Short exercise: Tally how many lines include "input". The number is the whole answer.

○ ○ ○

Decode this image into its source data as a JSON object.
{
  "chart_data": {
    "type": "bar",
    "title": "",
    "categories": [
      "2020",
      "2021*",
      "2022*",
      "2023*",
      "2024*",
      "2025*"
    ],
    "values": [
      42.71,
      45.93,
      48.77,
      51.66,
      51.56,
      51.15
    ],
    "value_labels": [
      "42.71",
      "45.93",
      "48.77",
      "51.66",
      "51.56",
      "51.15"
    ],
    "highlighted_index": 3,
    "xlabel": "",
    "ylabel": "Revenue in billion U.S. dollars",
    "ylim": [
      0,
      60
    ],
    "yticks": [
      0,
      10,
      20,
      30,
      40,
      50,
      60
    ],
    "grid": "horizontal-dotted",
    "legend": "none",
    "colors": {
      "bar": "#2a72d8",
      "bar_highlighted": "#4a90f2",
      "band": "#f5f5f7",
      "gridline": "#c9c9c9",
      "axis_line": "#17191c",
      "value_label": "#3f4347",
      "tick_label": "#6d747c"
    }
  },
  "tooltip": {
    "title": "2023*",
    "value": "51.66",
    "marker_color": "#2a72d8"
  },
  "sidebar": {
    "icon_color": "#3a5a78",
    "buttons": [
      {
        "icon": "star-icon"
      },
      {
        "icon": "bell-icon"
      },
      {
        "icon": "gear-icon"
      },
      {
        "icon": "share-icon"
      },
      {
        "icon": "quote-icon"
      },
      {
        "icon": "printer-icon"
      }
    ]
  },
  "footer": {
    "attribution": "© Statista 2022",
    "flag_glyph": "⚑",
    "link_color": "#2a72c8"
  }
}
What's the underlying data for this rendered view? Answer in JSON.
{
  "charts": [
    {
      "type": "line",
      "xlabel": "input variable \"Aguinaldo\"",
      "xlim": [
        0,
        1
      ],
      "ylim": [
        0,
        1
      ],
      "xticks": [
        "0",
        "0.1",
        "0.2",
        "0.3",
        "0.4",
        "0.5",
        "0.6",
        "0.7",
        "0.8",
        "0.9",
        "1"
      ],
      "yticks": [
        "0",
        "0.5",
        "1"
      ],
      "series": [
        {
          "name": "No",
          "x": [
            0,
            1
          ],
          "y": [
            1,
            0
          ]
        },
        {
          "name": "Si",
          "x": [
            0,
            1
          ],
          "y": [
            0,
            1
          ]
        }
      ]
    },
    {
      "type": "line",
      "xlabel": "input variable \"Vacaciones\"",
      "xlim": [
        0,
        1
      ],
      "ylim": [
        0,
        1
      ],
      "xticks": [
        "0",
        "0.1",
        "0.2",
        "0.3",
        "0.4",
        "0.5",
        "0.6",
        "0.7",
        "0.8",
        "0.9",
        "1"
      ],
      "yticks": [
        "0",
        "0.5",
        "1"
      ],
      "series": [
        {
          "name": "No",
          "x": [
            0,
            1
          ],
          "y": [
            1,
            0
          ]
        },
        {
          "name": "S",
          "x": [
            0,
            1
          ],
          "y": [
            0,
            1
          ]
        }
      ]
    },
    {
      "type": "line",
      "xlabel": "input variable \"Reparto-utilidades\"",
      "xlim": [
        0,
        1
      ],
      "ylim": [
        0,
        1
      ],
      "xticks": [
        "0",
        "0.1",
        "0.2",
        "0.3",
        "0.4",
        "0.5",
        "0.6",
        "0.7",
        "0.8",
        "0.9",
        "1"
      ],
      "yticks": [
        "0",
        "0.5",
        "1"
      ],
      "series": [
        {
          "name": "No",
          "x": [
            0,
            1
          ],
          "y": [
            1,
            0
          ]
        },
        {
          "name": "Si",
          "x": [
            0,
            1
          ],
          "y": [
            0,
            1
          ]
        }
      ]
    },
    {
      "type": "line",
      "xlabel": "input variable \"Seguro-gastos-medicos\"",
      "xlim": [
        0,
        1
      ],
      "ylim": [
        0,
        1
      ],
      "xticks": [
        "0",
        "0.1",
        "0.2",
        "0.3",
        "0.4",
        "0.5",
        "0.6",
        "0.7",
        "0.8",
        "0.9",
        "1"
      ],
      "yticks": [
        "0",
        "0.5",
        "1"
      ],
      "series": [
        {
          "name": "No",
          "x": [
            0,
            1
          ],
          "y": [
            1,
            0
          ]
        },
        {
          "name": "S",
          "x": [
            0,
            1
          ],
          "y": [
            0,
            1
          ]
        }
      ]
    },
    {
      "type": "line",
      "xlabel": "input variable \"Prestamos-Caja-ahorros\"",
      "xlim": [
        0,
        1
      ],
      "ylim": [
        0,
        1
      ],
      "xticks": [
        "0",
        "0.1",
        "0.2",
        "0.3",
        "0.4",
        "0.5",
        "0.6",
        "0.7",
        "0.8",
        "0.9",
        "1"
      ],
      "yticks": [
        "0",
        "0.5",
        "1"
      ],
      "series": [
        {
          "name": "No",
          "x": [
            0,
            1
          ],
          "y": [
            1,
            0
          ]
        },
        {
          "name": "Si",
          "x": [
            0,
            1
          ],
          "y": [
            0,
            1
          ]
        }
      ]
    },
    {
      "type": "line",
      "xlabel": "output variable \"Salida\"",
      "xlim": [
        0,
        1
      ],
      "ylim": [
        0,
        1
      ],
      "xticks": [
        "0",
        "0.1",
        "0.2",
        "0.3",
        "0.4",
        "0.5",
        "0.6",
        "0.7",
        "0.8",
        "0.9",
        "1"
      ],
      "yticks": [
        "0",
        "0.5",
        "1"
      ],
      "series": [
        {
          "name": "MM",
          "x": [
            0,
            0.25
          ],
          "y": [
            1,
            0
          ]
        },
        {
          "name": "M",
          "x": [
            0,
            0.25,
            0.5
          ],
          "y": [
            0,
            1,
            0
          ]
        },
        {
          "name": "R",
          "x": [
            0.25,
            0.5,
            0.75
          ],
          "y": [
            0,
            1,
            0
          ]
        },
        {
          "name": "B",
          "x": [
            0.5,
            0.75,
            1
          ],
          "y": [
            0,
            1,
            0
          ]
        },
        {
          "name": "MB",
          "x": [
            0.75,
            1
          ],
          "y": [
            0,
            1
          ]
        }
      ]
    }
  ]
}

○ ○ ○

Answer to this exercise: 5